── Data for this exercise ──

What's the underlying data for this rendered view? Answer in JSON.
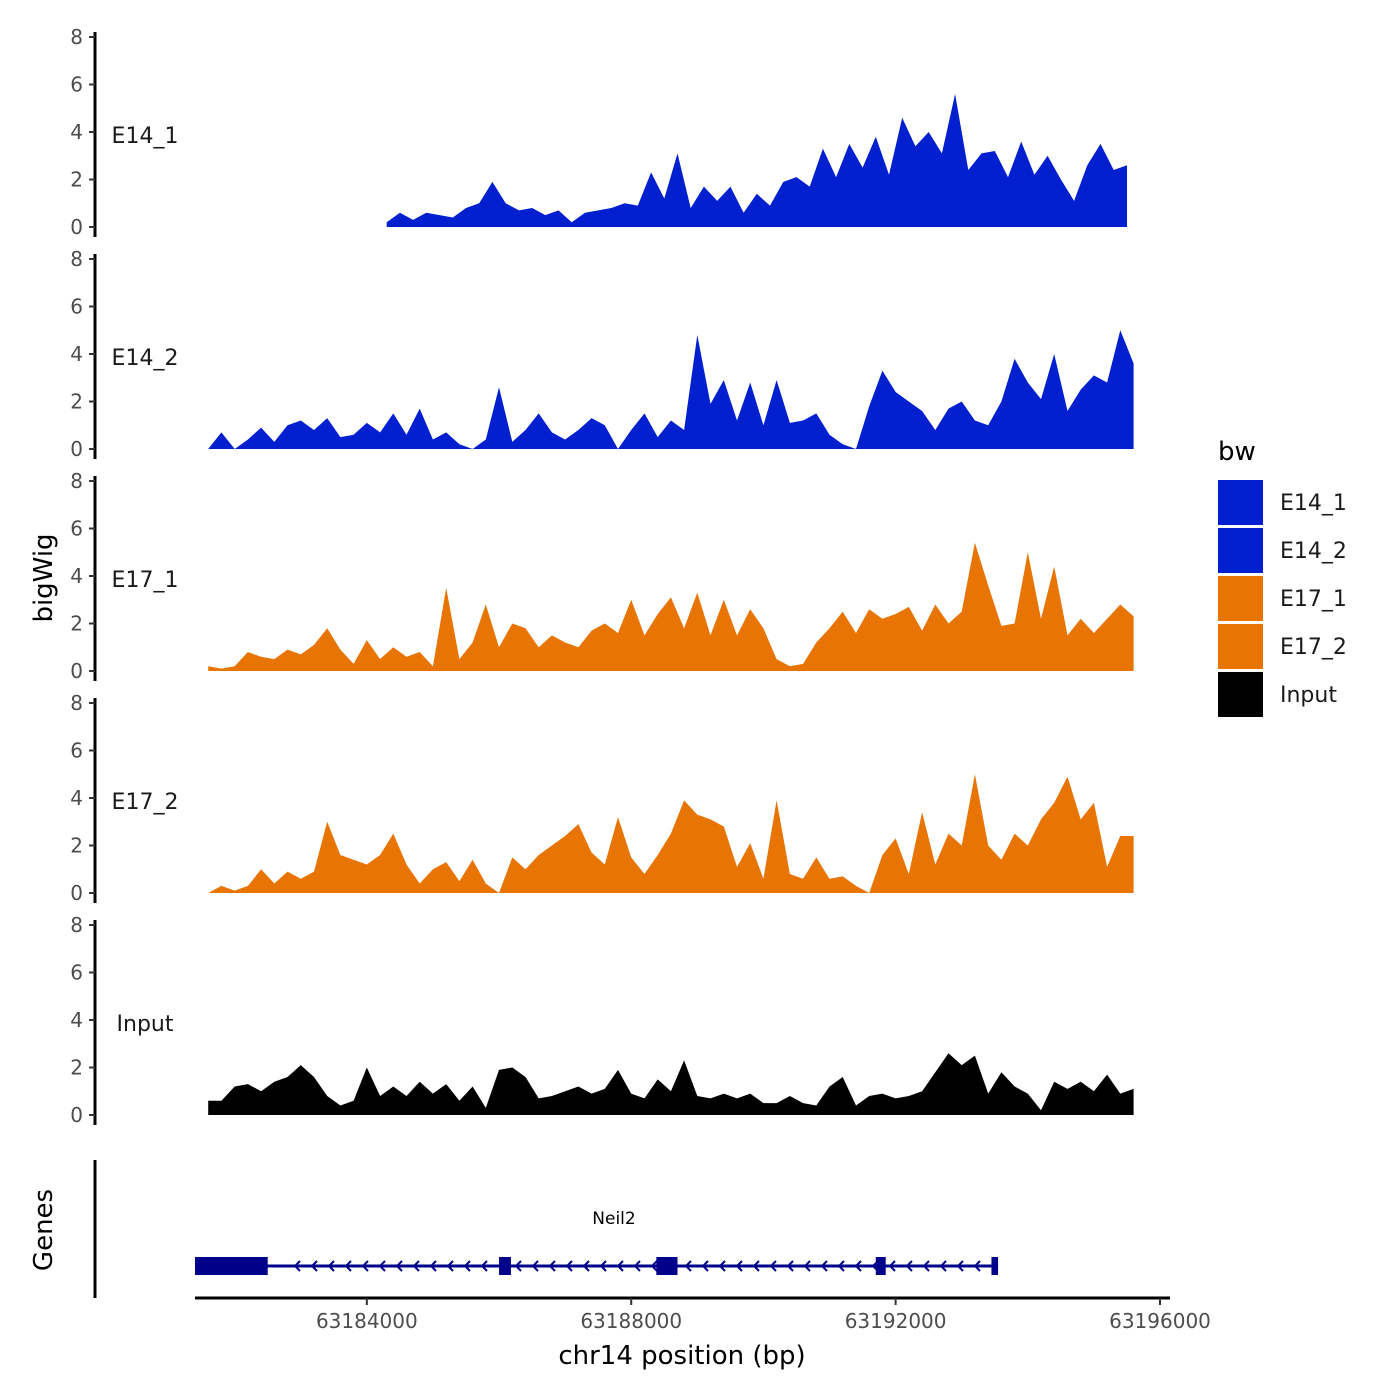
{
  "chart_data": {
    "type": "area",
    "xlabel": "chr14 position (bp)",
    "ylabel": "bigWig",
    "genes_label": "Genes",
    "xlim": [
      63181400,
      63196000
    ],
    "xticks": [
      63184000,
      63188000,
      63192000,
      63196000
    ],
    "xtick_labels": [
      "63184000",
      "63188000",
      "63192000",
      "63196000"
    ],
    "ylim": [
      0,
      8
    ],
    "yticks": [
      0,
      2,
      4,
      6,
      8
    ],
    "ytick_labels": [
      "0",
      "2",
      "4",
      "6",
      "8"
    ],
    "legend": {
      "title": "bw",
      "position": "right",
      "entries": [
        {
          "label": "E14_1",
          "color": "#0020D0"
        },
        {
          "label": "E14_2",
          "color": "#0020D0"
        },
        {
          "label": "E17_1",
          "color": "#E87503"
        },
        {
          "label": "E17_2",
          "color": "#E87503"
        },
        {
          "label": "Input",
          "color": "#000000"
        }
      ]
    },
    "series": [
      {
        "name": "E14_1",
        "color": "#0020D0",
        "x": [
          63184300,
          63184500,
          63184700,
          63184900,
          63185100,
          63185300,
          63185500,
          63185700,
          63185900,
          63186100,
          63186300,
          63186500,
          63186700,
          63186900,
          63187100,
          63187300,
          63187500,
          63187700,
          63187900,
          63188100,
          63188300,
          63188500,
          63188700,
          63188900,
          63189100,
          63189300,
          63189500,
          63189700,
          63189900,
          63190100,
          63190300,
          63190500,
          63190700,
          63190900,
          63191100,
          63191300,
          63191500,
          63191700,
          63191900,
          63192100,
          63192300,
          63192500,
          63192700,
          63192900,
          63193100,
          63193300,
          63193500,
          63193700,
          63193900,
          63194100,
          63194300,
          63194500,
          63194700,
          63194900,
          63195100,
          63195300,
          63195500
        ],
        "values": [
          0.2,
          0.6,
          0.3,
          0.6,
          0.5,
          0.4,
          0.8,
          1.0,
          1.9,
          1.0,
          0.7,
          0.8,
          0.5,
          0.7,
          0.2,
          0.6,
          0.7,
          0.8,
          1.0,
          0.9,
          2.3,
          1.2,
          3.1,
          0.8,
          1.7,
          1.1,
          1.7,
          0.6,
          1.4,
          0.9,
          1.9,
          2.1,
          1.7,
          3.3,
          2.1,
          3.5,
          2.5,
          3.8,
          2.2,
          4.6,
          3.4,
          4.0,
          3.1,
          5.6,
          2.4,
          3.1,
          3.2,
          2.1,
          3.6,
          2.2,
          3.0,
          2.0,
          1.1,
          2.6,
          3.5,
          2.4,
          2.6
        ]
      },
      {
        "name": "E14_2",
        "color": "#0020D0",
        "x": [
          63181600,
          63181800,
          63182000,
          63182200,
          63182400,
          63182600,
          63182800,
          63183000,
          63183200,
          63183400,
          63183600,
          63183800,
          63184000,
          63184200,
          63184400,
          63184600,
          63184800,
          63185000,
          63185200,
          63185400,
          63185600,
          63185800,
          63186000,
          63186200,
          63186400,
          63186600,
          63186800,
          63187000,
          63187200,
          63187400,
          63187600,
          63187800,
          63188000,
          63188200,
          63188400,
          63188600,
          63188800,
          63189000,
          63189200,
          63189400,
          63189600,
          63189800,
          63190000,
          63190200,
          63190400,
          63190600,
          63190800,
          63191000,
          63191200,
          63191400,
          63191600,
          63191800,
          63192000,
          63192200,
          63192400,
          63192600,
          63192800,
          63193000,
          63193200,
          63193400,
          63193600,
          63193800,
          63194000,
          63194200,
          63194400,
          63194600,
          63194800,
          63195000,
          63195200,
          63195400,
          63195600
        ],
        "values": [
          0.0,
          0.7,
          0.0,
          0.4,
          0.9,
          0.3,
          1.0,
          1.2,
          0.8,
          1.3,
          0.5,
          0.6,
          1.1,
          0.7,
          1.5,
          0.6,
          1.7,
          0.4,
          0.7,
          0.2,
          0.0,
          0.4,
          2.6,
          0.3,
          0.8,
          1.5,
          0.7,
          0.4,
          0.8,
          1.3,
          1.0,
          0.0,
          0.8,
          1.5,
          0.5,
          1.2,
          0.8,
          4.8,
          1.9,
          2.9,
          1.2,
          2.8,
          1.0,
          2.9,
          1.1,
          1.2,
          1.5,
          0.6,
          0.2,
          0.0,
          1.8,
          3.3,
          2.4,
          2.0,
          1.6,
          0.8,
          1.7,
          2.0,
          1.2,
          1.0,
          2.0,
          3.8,
          2.8,
          2.1,
          4.0,
          1.6,
          2.5,
          3.1,
          2.8,
          5.0,
          3.6
        ]
      },
      {
        "name": "E17_1",
        "color": "#E87503",
        "x": [
          63181600,
          63181800,
          63182000,
          63182200,
          63182400,
          63182600,
          63182800,
          63183000,
          63183200,
          63183400,
          63183600,
          63183800,
          63184000,
          63184200,
          63184400,
          63184600,
          63184800,
          63185000,
          63185200,
          63185400,
          63185600,
          63185800,
          63186000,
          63186200,
          63186400,
          63186600,
          63186800,
          63187000,
          63187200,
          63187400,
          63187600,
          63187800,
          63188000,
          63188200,
          63188400,
          63188600,
          63188800,
          63189000,
          63189200,
          63189400,
          63189600,
          63189800,
          63190000,
          63190200,
          63190400,
          63190600,
          63190800,
          63191000,
          63191200,
          63191400,
          63191600,
          63191800,
          63192000,
          63192200,
          63192400,
          63192600,
          63192800,
          63193000,
          63193200,
          63193400,
          63193600,
          63193800,
          63194000,
          63194200,
          63194400,
          63194600,
          63194800,
          63195000,
          63195200,
          63195400,
          63195600
        ],
        "values": [
          0.2,
          0.1,
          0.2,
          0.8,
          0.6,
          0.5,
          0.9,
          0.7,
          1.1,
          1.8,
          0.9,
          0.3,
          1.3,
          0.5,
          1.0,
          0.6,
          0.8,
          0.2,
          3.5,
          0.5,
          1.2,
          2.8,
          1.0,
          2.0,
          1.8,
          1.0,
          1.5,
          1.2,
          1.0,
          1.7,
          2.0,
          1.6,
          3.0,
          1.5,
          2.4,
          3.1,
          1.8,
          3.3,
          1.5,
          3.0,
          1.5,
          2.6,
          1.8,
          0.5,
          0.2,
          0.3,
          1.2,
          1.8,
          2.5,
          1.6,
          2.6,
          2.2,
          2.4,
          2.7,
          1.7,
          2.8,
          2.0,
          2.5,
          5.4,
          3.6,
          1.9,
          2.0,
          5.0,
          2.2,
          4.4,
          1.5,
          2.2,
          1.6,
          2.2,
          2.8,
          2.3
        ]
      },
      {
        "name": "E17_2",
        "color": "#E87503",
        "x": [
          63181600,
          63181800,
          63182000,
          63182200,
          63182400,
          63182600,
          63182800,
          63183000,
          63183200,
          63183400,
          63183600,
          63183800,
          63184000,
          63184200,
          63184400,
          63184600,
          63184800,
          63185000,
          63185200,
          63185400,
          63185600,
          63185800,
          63186000,
          63186200,
          63186400,
          63186600,
          63186800,
          63187000,
          63187200,
          63187400,
          63187600,
          63187800,
          63188000,
          63188200,
          63188400,
          63188600,
          63188800,
          63189000,
          63189200,
          63189400,
          63189600,
          63189800,
          63190000,
          63190200,
          63190400,
          63190600,
          63190800,
          63191000,
          63191200,
          63191400,
          63191600,
          63191800,
          63192000,
          63192200,
          63192400,
          63192600,
          63192800,
          63193000,
          63193200,
          63193400,
          63193600,
          63193800,
          63194000,
          63194200,
          63194400,
          63194600,
          63194800,
          63195000,
          63195200,
          63195400,
          63195600
        ],
        "values": [
          0.0,
          0.3,
          0.1,
          0.3,
          1.0,
          0.4,
          0.9,
          0.6,
          0.9,
          3.0,
          1.6,
          1.4,
          1.2,
          1.6,
          2.5,
          1.2,
          0.4,
          1.0,
          1.3,
          0.5,
          1.4,
          0.4,
          0.0,
          1.5,
          1.0,
          1.6,
          2.0,
          2.4,
          2.9,
          1.7,
          1.2,
          3.2,
          1.5,
          0.8,
          1.6,
          2.5,
          3.9,
          3.3,
          3.1,
          2.8,
          1.1,
          2.1,
          0.6,
          3.9,
          0.8,
          0.6,
          1.5,
          0.6,
          0.7,
          0.3,
          0.0,
          1.6,
          2.3,
          0.8,
          3.4,
          1.2,
          2.5,
          2.0,
          5.0,
          2.0,
          1.4,
          2.5,
          2.0,
          3.1,
          3.8,
          4.9,
          3.1,
          3.8,
          1.1,
          2.4,
          2.4
        ]
      },
      {
        "name": "Input",
        "color": "#000000",
        "x": [
          63181600,
          63181800,
          63182000,
          63182200,
          63182400,
          63182600,
          63182800,
          63183000,
          63183200,
          63183400,
          63183600,
          63183800,
          63184000,
          63184200,
          63184400,
          63184600,
          63184800,
          63185000,
          63185200,
          63185400,
          63185600,
          63185800,
          63186000,
          63186200,
          63186400,
          63186600,
          63186800,
          63187000,
          63187200,
          63187400,
          63187600,
          63187800,
          63188000,
          63188200,
          63188400,
          63188600,
          63188800,
          63189000,
          63189200,
          63189400,
          63189600,
          63189800,
          63190000,
          63190200,
          63190400,
          63190600,
          63190800,
          63191000,
          63191200,
          63191400,
          63191600,
          63191800,
          63192000,
          63192200,
          63192400,
          63192600,
          63192800,
          63193000,
          63193200,
          63193400,
          63193600,
          63193800,
          63194000,
          63194200,
          63194400,
          63194600,
          63194800,
          63195000,
          63195200,
          63195400,
          63195600
        ],
        "values": [
          0.6,
          0.6,
          1.2,
          1.3,
          1.0,
          1.4,
          1.6,
          2.1,
          1.6,
          0.8,
          0.4,
          0.6,
          2.0,
          0.8,
          1.2,
          0.8,
          1.4,
          0.9,
          1.3,
          0.6,
          1.2,
          0.3,
          1.9,
          2.0,
          1.6,
          0.7,
          0.8,
          1.0,
          1.2,
          0.9,
          1.1,
          1.9,
          0.9,
          0.7,
          1.5,
          1.0,
          2.3,
          0.8,
          0.7,
          0.9,
          0.7,
          0.9,
          0.5,
          0.5,
          0.8,
          0.5,
          0.4,
          1.2,
          1.6,
          0.4,
          0.8,
          0.9,
          0.7,
          0.8,
          1.0,
          1.8,
          2.6,
          2.1,
          2.5,
          0.9,
          1.8,
          1.2,
          0.9,
          0.2,
          1.4,
          1.1,
          1.4,
          1.0,
          1.7,
          0.9,
          1.1
        ]
      }
    ],
    "gene": {
      "name": "Neil2",
      "strand": "-",
      "start": 63181400,
      "end": 63193550,
      "exons": [
        [
          63181400,
          63182500
        ],
        [
          63186000,
          63186180
        ],
        [
          63188380,
          63188700
        ],
        [
          63191700,
          63191850
        ],
        [
          63193450,
          63193550
        ]
      ],
      "color": "#00008B"
    }
  }
}
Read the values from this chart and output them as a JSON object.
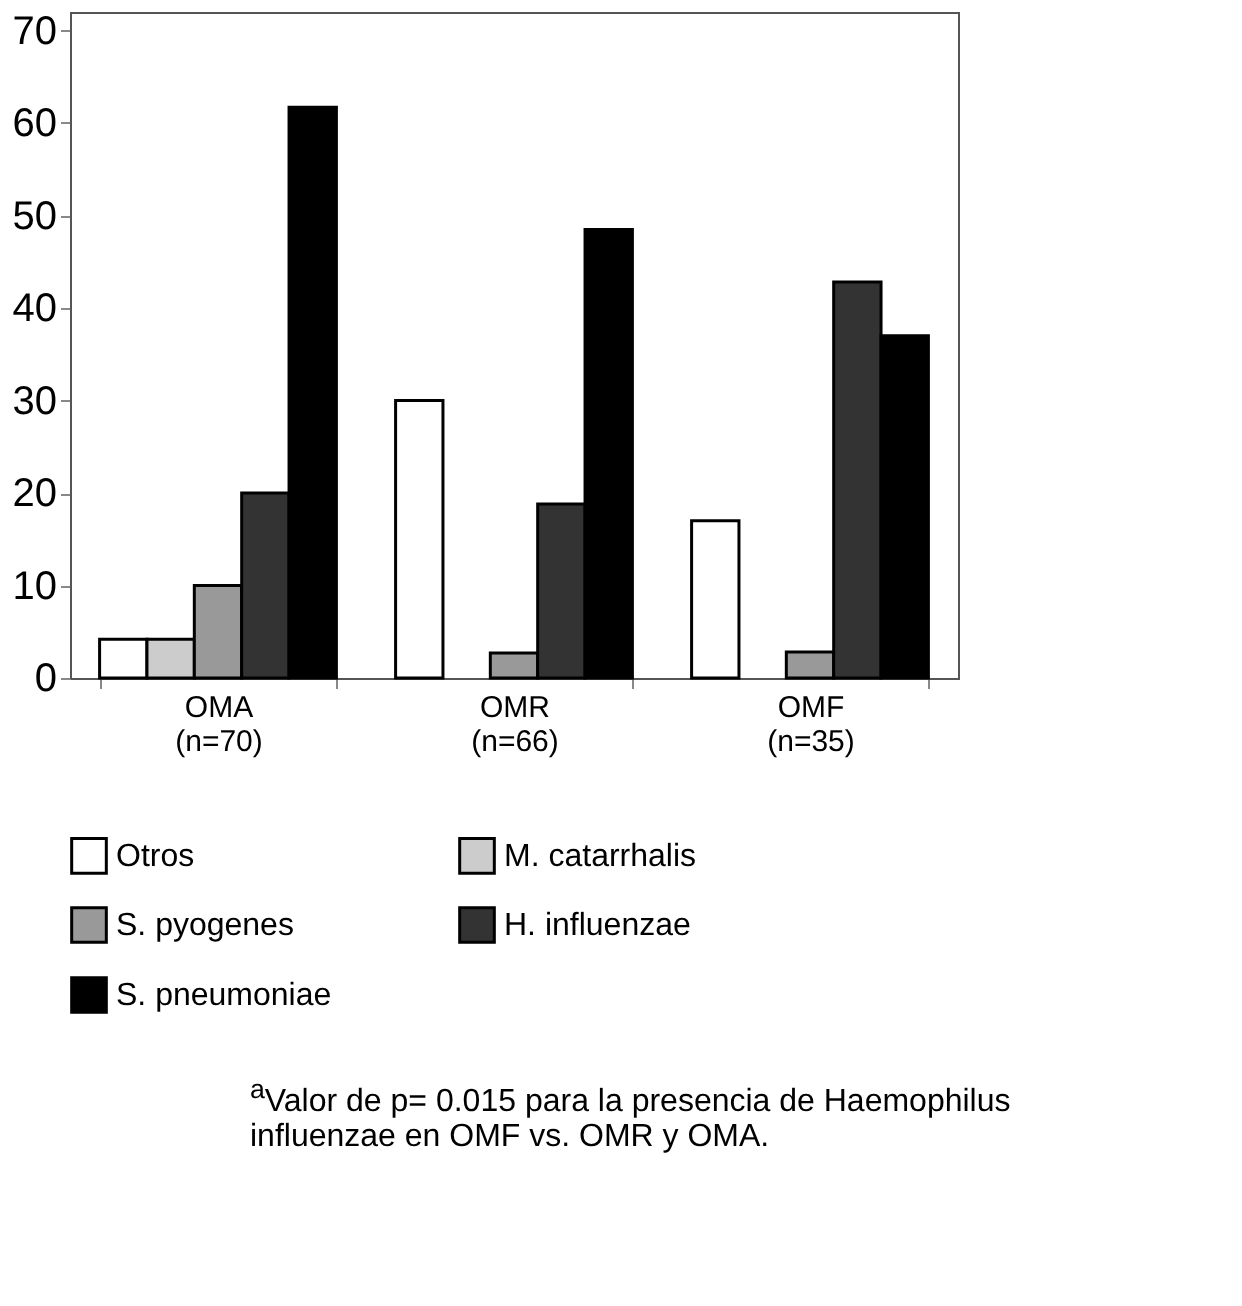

───

> **Work instructions**
Scan the data above and copy every line with "name" in it.

> **Response to the task**
        "name": "E14_1",
        "name": "E14_2",
        "name": "E17_1",
        "name": "E17_2",
        "name": "Input",
      "name": "Neil2",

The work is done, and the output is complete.